#### Records to use:
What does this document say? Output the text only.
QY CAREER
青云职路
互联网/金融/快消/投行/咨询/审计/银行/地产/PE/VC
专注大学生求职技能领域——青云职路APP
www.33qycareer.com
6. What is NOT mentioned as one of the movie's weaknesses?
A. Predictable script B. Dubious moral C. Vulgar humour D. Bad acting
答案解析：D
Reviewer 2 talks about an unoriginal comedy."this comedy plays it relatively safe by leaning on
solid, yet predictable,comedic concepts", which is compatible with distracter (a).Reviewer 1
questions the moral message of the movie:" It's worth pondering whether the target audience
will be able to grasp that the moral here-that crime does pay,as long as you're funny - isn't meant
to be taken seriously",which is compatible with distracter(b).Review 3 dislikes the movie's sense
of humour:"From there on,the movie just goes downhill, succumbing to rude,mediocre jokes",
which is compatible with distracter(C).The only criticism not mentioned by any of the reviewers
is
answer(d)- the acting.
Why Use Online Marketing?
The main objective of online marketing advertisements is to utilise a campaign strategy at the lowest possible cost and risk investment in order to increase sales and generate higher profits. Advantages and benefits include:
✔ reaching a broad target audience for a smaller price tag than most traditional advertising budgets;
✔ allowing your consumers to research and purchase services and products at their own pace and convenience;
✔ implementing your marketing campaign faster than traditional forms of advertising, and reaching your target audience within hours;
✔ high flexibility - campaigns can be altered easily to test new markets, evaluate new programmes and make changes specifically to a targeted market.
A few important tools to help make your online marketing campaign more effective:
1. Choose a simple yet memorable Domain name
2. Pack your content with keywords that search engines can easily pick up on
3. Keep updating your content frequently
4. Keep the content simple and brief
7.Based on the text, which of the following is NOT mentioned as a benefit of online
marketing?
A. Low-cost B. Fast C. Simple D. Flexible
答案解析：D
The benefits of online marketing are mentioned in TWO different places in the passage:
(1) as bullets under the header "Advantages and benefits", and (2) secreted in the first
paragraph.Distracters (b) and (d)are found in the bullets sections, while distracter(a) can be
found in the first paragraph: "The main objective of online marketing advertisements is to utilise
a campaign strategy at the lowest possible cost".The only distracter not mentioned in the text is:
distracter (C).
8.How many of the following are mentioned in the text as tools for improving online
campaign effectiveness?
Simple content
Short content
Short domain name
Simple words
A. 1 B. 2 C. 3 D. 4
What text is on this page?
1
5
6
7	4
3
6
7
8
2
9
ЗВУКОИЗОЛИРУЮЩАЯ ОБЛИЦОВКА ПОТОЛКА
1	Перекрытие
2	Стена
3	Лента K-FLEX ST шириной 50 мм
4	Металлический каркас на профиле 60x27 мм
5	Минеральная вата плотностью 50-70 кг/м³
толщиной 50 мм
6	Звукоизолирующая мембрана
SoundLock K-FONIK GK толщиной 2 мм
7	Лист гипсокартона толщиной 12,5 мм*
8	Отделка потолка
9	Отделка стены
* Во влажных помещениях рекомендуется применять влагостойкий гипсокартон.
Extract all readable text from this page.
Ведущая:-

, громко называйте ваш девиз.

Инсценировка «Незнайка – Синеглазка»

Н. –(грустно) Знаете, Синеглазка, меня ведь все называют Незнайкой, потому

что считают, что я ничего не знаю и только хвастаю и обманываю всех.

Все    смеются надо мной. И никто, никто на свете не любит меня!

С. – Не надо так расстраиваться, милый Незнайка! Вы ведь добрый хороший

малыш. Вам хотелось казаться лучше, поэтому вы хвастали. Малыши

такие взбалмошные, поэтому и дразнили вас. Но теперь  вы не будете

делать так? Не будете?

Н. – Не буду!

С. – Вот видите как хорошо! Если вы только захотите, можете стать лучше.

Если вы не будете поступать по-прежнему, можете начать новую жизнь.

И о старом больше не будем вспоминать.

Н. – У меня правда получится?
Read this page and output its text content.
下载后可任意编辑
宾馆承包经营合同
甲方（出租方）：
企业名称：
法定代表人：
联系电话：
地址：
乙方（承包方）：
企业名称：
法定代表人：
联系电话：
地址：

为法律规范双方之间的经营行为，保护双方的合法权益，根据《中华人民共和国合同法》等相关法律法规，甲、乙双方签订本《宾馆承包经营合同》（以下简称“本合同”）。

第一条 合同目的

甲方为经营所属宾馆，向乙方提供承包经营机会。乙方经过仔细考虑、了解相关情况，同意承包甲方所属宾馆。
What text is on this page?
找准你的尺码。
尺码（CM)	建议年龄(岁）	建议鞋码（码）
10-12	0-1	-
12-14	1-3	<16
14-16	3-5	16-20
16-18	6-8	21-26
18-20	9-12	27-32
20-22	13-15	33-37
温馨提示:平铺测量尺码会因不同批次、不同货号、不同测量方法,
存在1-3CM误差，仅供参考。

#### Stated exercise:
Print the listing above in its entirety, with every line exact.

#### Output:
What does this document say? Output the text only.
QY CAREER
青云职路
互联网/金融/快消/投行/咨询/审计/银行/地产/PE/VC
专注大学生求职技能领域——青云职路APP
www.33qycareer.com
6. What is NOT mentioned as one of the movie's weaknesses?
A. Predictable script B. Dubious moral C. Vulgar humour D. Bad acting
答案解析：D
Reviewer 2 talks about an unoriginal comedy."this comedy plays it relatively safe by leaning on
solid, yet predictable,comedic concepts", which is compatible with distracter (a).Reviewer 1
questions the moral message of the movie:" It's worth pondering whether the target audience
will be able to grasp that the moral here-that crime does pay,as long as you're funny - isn't meant
to be taken seriously",which is compatible with distracter(b).Review 3 dislikes the movie's sense
of humour:"From there on,the movie just goes downhill, succumbing to rude,mediocre jokes",
which is compatible with distracter(C).The only criticism not mentioned by any of the reviewers
is
answer(d)- the acting.
Why Use Online Marketing?
The main objective of online marketing advertisements is to utilise a campaign strategy at the lowest possible cost and risk investment in order to increase sales and generate higher profits. Advantages and benefits include:
✔ reaching a broad target audience for a smaller price tag than most traditional advertising budgets;
✔ allowing your consumers to research and purchase services and products at their own pace and convenience;
✔ implementing your marketing campaign faster than traditional forms of advertising, and reaching your target audience within hours;
✔ high flexibility - campaigns can be altered easily to test new markets, evaluate new programmes and make changes specifically to a targeted market.
A few important tools to help make your online marketing campaign more effective:
1. Choose a simple yet memorable Domain name
2. Pack your content with keywords that search engines can easily pick up on
3. Keep updating your content frequently
4. Keep the content simple and brief
7.Based on the text, which of the following is NOT mentioned as a benefit of online
marketing?
A. Low-cost B. Fast C. Simple D. Flexible
答案解析：D
The benefits of online marketing are mentioned in TWO different places in the passage:
(1) as bullets under the header "Advantages and benefits", and (2) secreted in the first
paragraph.Distracters (b) and (d)are found in the bullets sections, while distracter(a) can be
found in the first paragraph: "The main objective of online marketing advertisements is to utilise
a campaign strategy at the lowest possible cost".The only distracter not mentioned in the text is:
distracter (C).
8.How many of the following are mentioned in the text as tools for improving online
campaign effectiveness?
Simple content
Short content
Short domain name
Simple words
A. 1 B. 2 C. 3 D. 4
What text is on this page?
1
5
6
7	4
3
6
7
8
2
9
ЗВУКОИЗОЛИРУЮЩАЯ ОБЛИЦОВКА ПОТОЛКА
1	Перекрытие
2	Стена
3	Лента K-FLEX ST шириной 50 мм
4	Металлический каркас на профиле 60x27 мм
5	Минеральная вата плотностью 50-70 кг/м³
толщиной 50 мм
6	Звукоизолирующая мембрана
SoundLock K-FONIK GK толщиной 2 мм
7	Лист гипсокартона толщиной 12,5 мм*
8	Отделка потолка
9	Отделка стены
* Во влажных помещениях рекомендуется применять влагостойкий гипсокартон.
Extract all readable text from this page.
Ведущая:-

, громко называйте ваш девиз.

Инсценировка «Незнайка – Синеглазка»

Н. –(грустно) Знаете, Синеглазка, меня ведь все называют Незнайкой, потому

что считают, что я ничего не знаю и только хвастаю и обманываю всех.

Все    смеются надо мной. И никто, никто на свете не любит меня!

С. – Не надо так расстраиваться, милый Незнайка! Вы ведь добрый хороший

малыш. Вам хотелось казаться лучше, поэтому вы хвастали. Малыши

такие взбалмошные, поэтому и дразнили вас. Но теперь  вы не будете

делать так? Не будете?

Н. – Не буду!

С. – Вот видите как хорошо! Если вы только захотите, можете стать лучше.

Если вы не будете поступать по-прежнему, можете начать новую жизнь.

И о старом больше не будем вспоминать.

Н. – У меня правда получится?
Read this page and output its text content.
下载后可任意编辑
宾馆承包经营合同
甲方（出租方）：
企业名称：
法定代表人：
联系电话：
地址：
乙方（承包方）：
企业名称：
法定代表人：
联系电话：
地址：

为法律规范双方之间的经营行为，保护双方的合法权益，根据《中华人民共和国合同法》等相关法律法规，甲、乙双方签订本《宾馆承包经营合同》（以下简称“本合同”）。

第一条 合同目的

甲方为经营所属宾馆，向乙方提供承包经营机会。乙方经过仔细考虑、了解相关情况，同意承包甲方所属宾馆。
What text is on this page?
找准你的尺码。
尺码（CM)	建议年龄(岁）	建议鞋码（码）
10-12	0-1	-
12-14	1-3	<16
14-16	3-5	16-20
16-18	6-8	21-26
18-20	9-12	27-32
20-22	13-15	33-37
温馨提示:平铺测量尺码会因不同批次、不同货号、不同测量方法,
存在1-3CM误差，仅供参考。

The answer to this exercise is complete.